● Exercise directions
Convert the listing between the lines holding "List every element" and "Segment this screenshot: for", inclusive, into a Markdown table with the columns Row and Line, skipping blank lines. Omit the pictures.

● Records provided
[START]

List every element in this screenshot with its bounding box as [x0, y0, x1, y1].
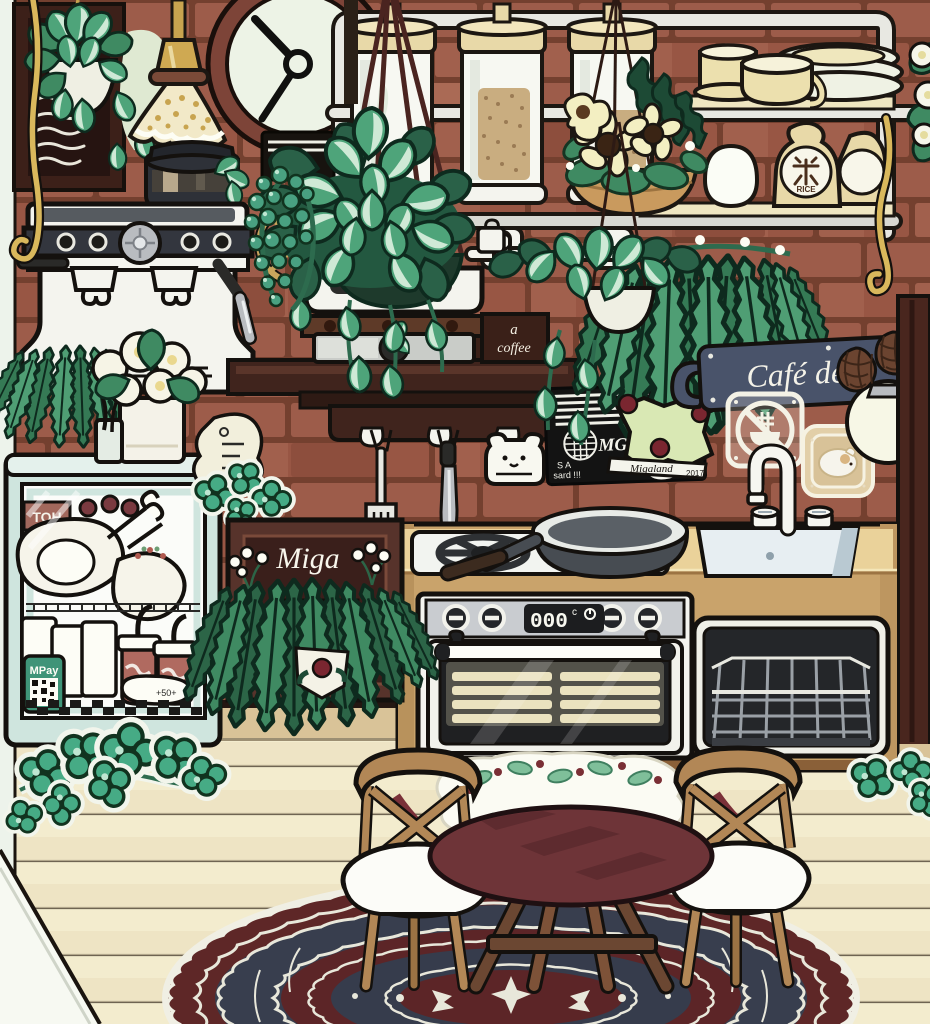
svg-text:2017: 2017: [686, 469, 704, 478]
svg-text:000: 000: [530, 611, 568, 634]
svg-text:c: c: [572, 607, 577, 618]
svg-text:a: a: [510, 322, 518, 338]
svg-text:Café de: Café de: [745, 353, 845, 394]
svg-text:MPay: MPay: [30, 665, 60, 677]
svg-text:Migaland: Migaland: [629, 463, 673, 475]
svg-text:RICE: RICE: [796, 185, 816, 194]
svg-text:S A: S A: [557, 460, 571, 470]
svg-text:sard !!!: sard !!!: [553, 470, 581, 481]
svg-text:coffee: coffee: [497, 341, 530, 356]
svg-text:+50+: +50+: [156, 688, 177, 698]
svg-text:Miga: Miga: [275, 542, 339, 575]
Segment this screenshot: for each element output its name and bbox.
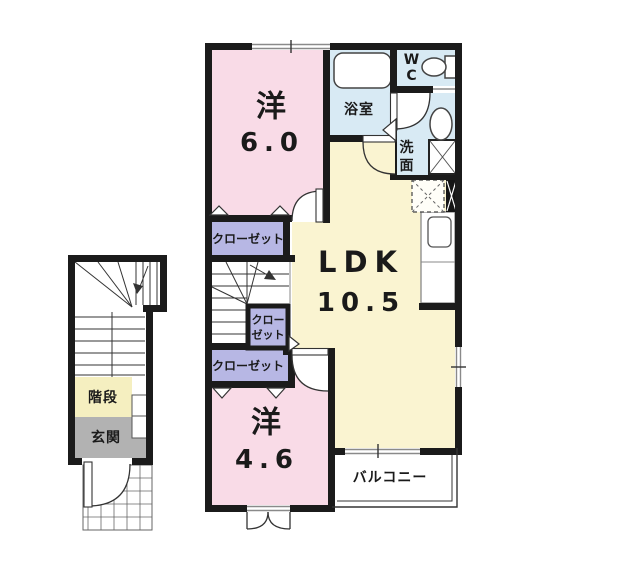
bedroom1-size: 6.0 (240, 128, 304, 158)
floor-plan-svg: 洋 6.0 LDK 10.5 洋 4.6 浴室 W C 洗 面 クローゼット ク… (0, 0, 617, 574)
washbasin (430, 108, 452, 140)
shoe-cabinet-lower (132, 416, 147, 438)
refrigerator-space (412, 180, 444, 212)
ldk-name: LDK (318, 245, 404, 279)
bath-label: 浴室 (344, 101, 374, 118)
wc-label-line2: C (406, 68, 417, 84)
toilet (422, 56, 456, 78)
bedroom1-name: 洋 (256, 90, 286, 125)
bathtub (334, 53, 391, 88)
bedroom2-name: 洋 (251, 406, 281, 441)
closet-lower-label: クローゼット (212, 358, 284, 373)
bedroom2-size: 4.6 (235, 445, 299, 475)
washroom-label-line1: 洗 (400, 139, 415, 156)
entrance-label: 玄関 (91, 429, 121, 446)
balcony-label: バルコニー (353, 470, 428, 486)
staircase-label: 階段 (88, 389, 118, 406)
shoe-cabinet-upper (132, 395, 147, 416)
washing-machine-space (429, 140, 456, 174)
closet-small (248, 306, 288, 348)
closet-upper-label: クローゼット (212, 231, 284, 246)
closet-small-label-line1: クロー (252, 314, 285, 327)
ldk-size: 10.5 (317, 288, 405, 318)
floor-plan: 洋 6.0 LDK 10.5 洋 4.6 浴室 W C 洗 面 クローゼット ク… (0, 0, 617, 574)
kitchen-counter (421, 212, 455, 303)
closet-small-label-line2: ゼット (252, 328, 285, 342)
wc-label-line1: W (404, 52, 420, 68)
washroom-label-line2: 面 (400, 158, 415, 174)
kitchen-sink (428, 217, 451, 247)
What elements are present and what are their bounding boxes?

[END]
[START]

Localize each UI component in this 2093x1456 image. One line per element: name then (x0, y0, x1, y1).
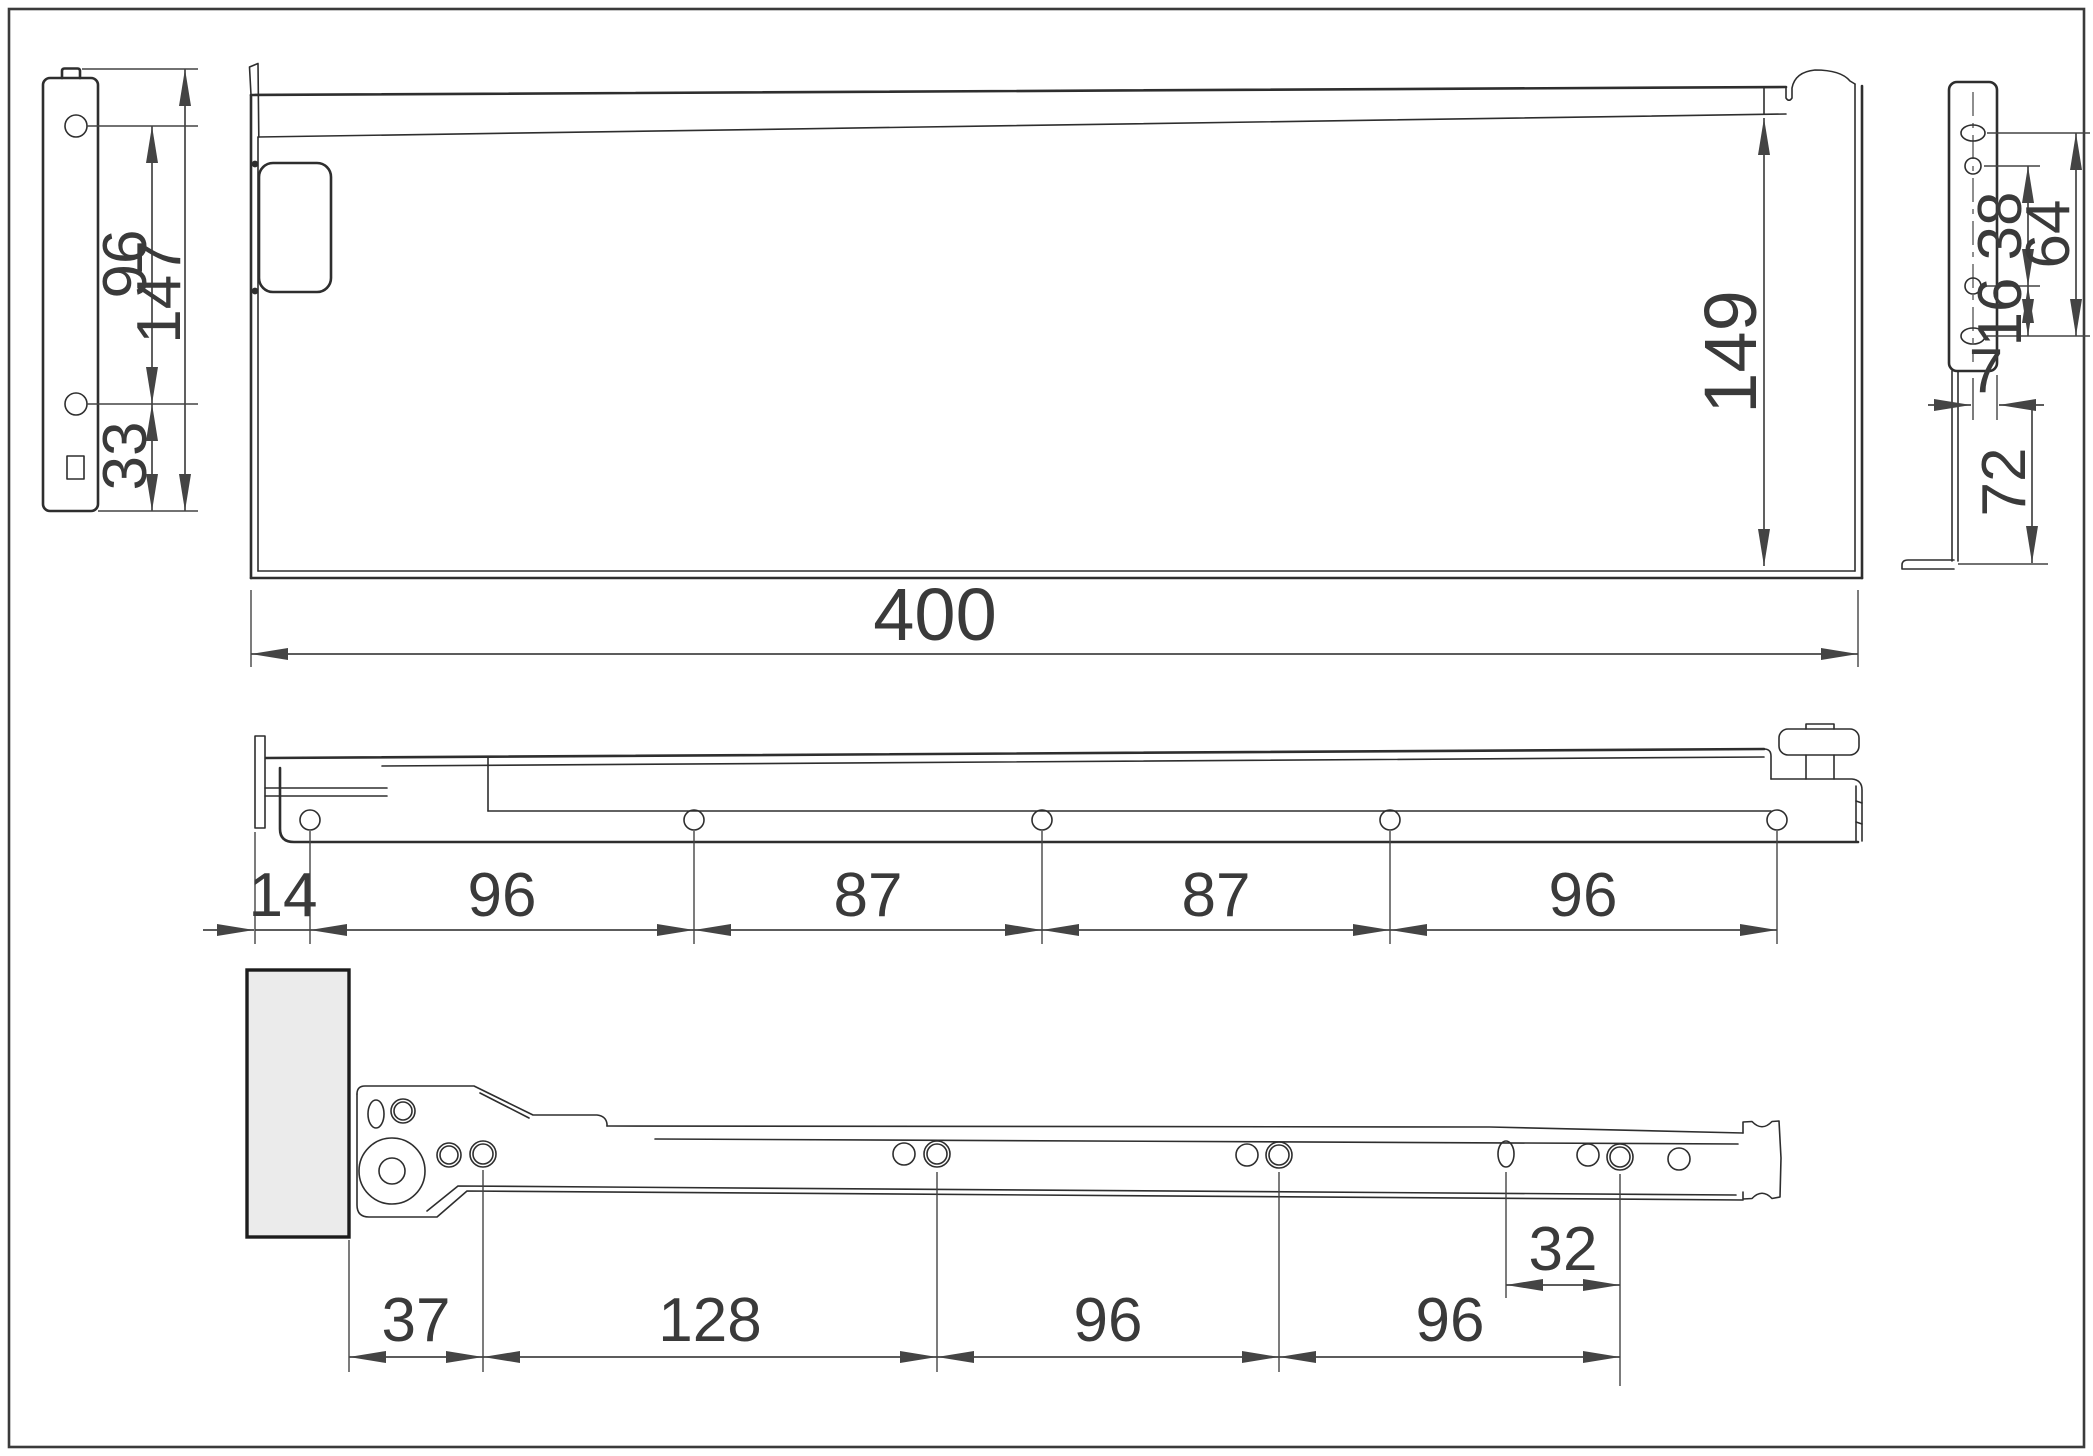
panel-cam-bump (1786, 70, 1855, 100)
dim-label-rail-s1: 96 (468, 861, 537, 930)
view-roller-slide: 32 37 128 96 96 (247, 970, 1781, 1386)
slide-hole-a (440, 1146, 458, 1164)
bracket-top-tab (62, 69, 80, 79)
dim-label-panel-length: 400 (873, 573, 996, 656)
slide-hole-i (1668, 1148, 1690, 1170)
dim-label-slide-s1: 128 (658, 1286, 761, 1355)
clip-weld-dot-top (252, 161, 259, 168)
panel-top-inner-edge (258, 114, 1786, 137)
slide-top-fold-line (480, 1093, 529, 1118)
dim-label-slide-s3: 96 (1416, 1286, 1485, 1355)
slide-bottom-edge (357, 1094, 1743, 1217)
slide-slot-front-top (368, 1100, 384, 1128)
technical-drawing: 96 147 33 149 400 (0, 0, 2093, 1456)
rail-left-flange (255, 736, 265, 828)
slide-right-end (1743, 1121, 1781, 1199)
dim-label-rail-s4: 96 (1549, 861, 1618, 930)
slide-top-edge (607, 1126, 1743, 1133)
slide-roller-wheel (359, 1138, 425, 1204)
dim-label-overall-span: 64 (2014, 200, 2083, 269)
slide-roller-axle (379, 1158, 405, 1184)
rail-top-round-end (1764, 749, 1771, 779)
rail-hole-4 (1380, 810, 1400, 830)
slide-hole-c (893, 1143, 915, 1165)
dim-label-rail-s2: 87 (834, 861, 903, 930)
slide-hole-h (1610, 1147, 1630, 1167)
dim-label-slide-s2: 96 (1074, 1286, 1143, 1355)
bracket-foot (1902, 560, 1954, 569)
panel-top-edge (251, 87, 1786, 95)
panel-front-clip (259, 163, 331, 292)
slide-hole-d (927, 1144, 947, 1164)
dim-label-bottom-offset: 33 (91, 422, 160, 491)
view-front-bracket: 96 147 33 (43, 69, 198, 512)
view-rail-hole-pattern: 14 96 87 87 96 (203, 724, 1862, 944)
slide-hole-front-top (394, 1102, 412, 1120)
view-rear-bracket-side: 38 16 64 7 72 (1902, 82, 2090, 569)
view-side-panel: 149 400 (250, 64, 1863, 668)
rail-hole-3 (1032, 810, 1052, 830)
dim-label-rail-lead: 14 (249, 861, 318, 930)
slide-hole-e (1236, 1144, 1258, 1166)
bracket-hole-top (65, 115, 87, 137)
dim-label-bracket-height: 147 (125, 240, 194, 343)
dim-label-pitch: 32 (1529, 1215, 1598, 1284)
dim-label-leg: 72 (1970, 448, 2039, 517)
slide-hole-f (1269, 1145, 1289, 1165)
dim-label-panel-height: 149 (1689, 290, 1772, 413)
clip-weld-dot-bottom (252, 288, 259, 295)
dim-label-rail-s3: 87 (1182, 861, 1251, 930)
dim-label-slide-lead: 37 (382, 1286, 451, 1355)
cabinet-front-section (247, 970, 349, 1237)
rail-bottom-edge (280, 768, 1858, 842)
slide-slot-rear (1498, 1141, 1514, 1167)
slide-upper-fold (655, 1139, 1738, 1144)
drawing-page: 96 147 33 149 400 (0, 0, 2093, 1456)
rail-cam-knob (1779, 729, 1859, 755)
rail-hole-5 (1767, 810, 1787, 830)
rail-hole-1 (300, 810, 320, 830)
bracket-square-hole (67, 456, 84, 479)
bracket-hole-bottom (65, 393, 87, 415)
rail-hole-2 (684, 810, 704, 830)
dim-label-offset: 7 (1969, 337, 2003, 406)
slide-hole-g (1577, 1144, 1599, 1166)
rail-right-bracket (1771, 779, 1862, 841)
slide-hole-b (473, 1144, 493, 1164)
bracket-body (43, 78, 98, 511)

[END]

● Answer to this task
| Row | Line |
|---|---|
| 1 | List every element in this screenshot with its bounding box as [x0, y0, x1, y1]. |
| 2 | svg-text:2017: 2017: [686, 469, 704, 478] |
| 3 | svg-text:000: 000: [530, 611, 568, 634] |
| 4 | svg-text:c: c: [572, 607, 577, 618] |
| 5 | svg-text:a: a: [510, 322, 518, 338] |
| 6 | svg-text:Café de: Café de: [745, 353, 845, 394] |
| 7 | svg-text:MPay: MPay: [30, 665, 60, 677] |
| 8 | svg-text:Migaland: Migaland: [629, 463, 673, 475] |
| 9 | svg-text:RICE: RICE: [796, 185, 816, 194] |
| 10 | svg-text:S A: S A: [557, 460, 571, 470] |
| 11 | svg-text:sard !!!: sard !!!: [553, 470, 581, 481] |
| 12 | svg-text:coffee: coffee: [497, 341, 530, 356] |
| 13 | svg-text:+50+: +50+: [156, 688, 177, 698] |
| 14 | svg-text:Miga: Miga: [275, 542, 339, 575] |
| 15 | Segment this screenshot: for each element output its name and bbox. |